» **WHAT IS EXPECTED**
Write out the material exactly, with the pictures left out.

Stored records:
- - - - - - -

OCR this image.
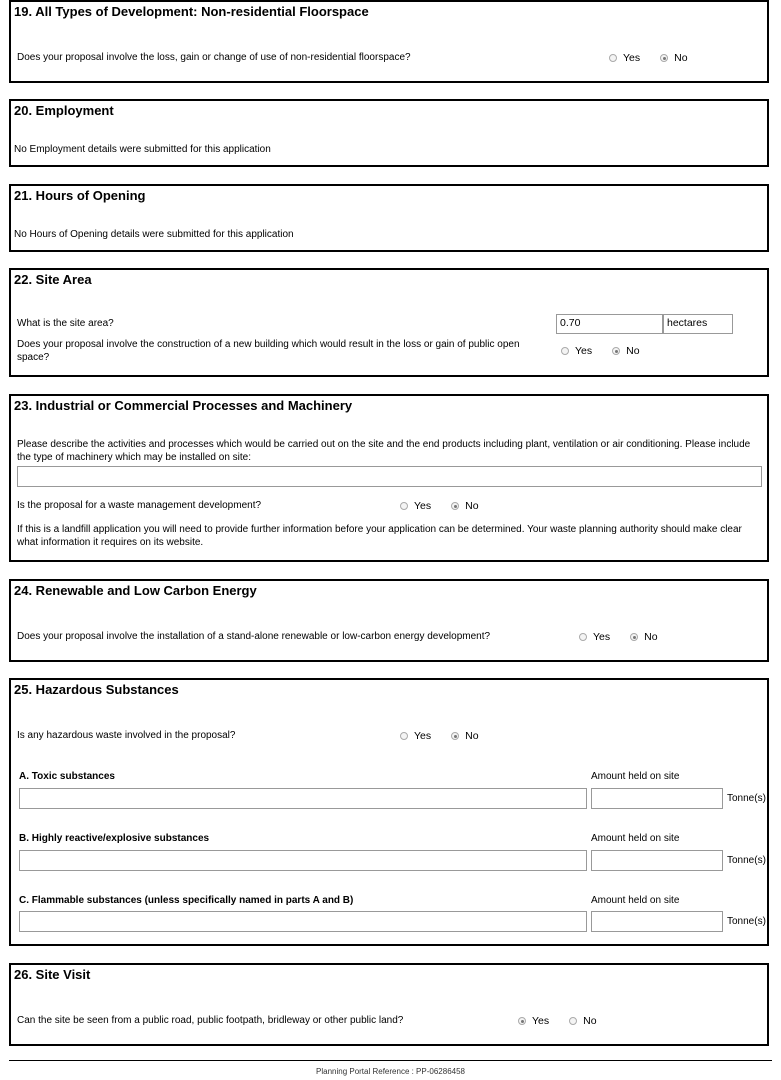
19. All Types of Development: Non-residential Floorspace
Does your proposal involve the loss, gain or change of use of non-residential floorspace?	Yes	No
20. Employment
No Employment details were submitted for this application
21. Hours of Opening
No Hours of Opening details were submitted for this application
22. Site Area
What is the site area?	0.70	hectares
Does your proposal involve the construction of a new building which would result in the loss or gain of public open space?
Yes	No
23. Industrial or Commercial Processes and Machinery
Please describe the activities and processes which would be carried out on the site and the end products including plant, ventilation or air conditioning. Please include the type of machinery which may be installed on site:
Is the proposal for a waste management development?	Yes	No
If this is a landfill application you will need to provide further information before your application can be determined. Your waste planning authority should make clear what information it requires on its website.
24. Renewable and Low Carbon Energy
Does your proposal involve the installation of a stand-alone renewable or low-carbon energy development?	Yes	No
25. Hazardous Substances
Is any hazardous waste involved in the proposal?	Yes	No
A. Toxic substances	Amount held on site
Tonne(s)
B. Highly reactive/explosive substances	Amount held on site
Tonne(s)
C. Flammable substances (unless specifically named in parts A and B)	Amount held on site
Tonne(s)
26. Site Visit
Can the site be seen from a public road, public footpath, bridleway or other public land?	Yes	No
Planning Portal Reference : PP-06286458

- - - - - - -

» **ANSWER TO THE EXERCISE**
OCR this image.
19. All Types of Development: Non-residential Floorspace
Does your proposal involve the loss, gain or change of use of non-residential floorspace?	Yes	No
20. Employment
No Employment details were submitted for this application
21. Hours of Opening
No Hours of Opening details were submitted for this application
22. Site Area
What is the site area?	0.70	hectares
Does your proposal involve the construction of a new building which would result in the loss or gain of public open space?
Yes	No
23. Industrial or Commercial Processes and Machinery
Please describe the activities and processes which would be carried out on the site and the end products including plant, ventilation or air conditioning. Please include the type of machinery which may be installed on site:
Is the proposal for a waste management development?	Yes	No
If this is a landfill application you will need to provide further information before your application can be determined. Your waste planning authority should make clear what information it requires on its website.
24. Renewable and Low Carbon Energy
Does your proposal involve the installation of a stand-alone renewable or low-carbon energy development?	Yes	No
25. Hazardous Substances
Is any hazardous waste involved in the proposal?	Yes	No
A. Toxic substances	Amount held on site
Tonne(s)
B. Highly reactive/explosive substances	Amount held on site
Tonne(s)
C. Flammable substances (unless specifically named in parts A and B)	Amount held on site
Tonne(s)
26. Site Visit
Can the site be seen from a public road, public footpath, bridleway or other public land?	Yes	No
Planning Portal Reference : PP-06286458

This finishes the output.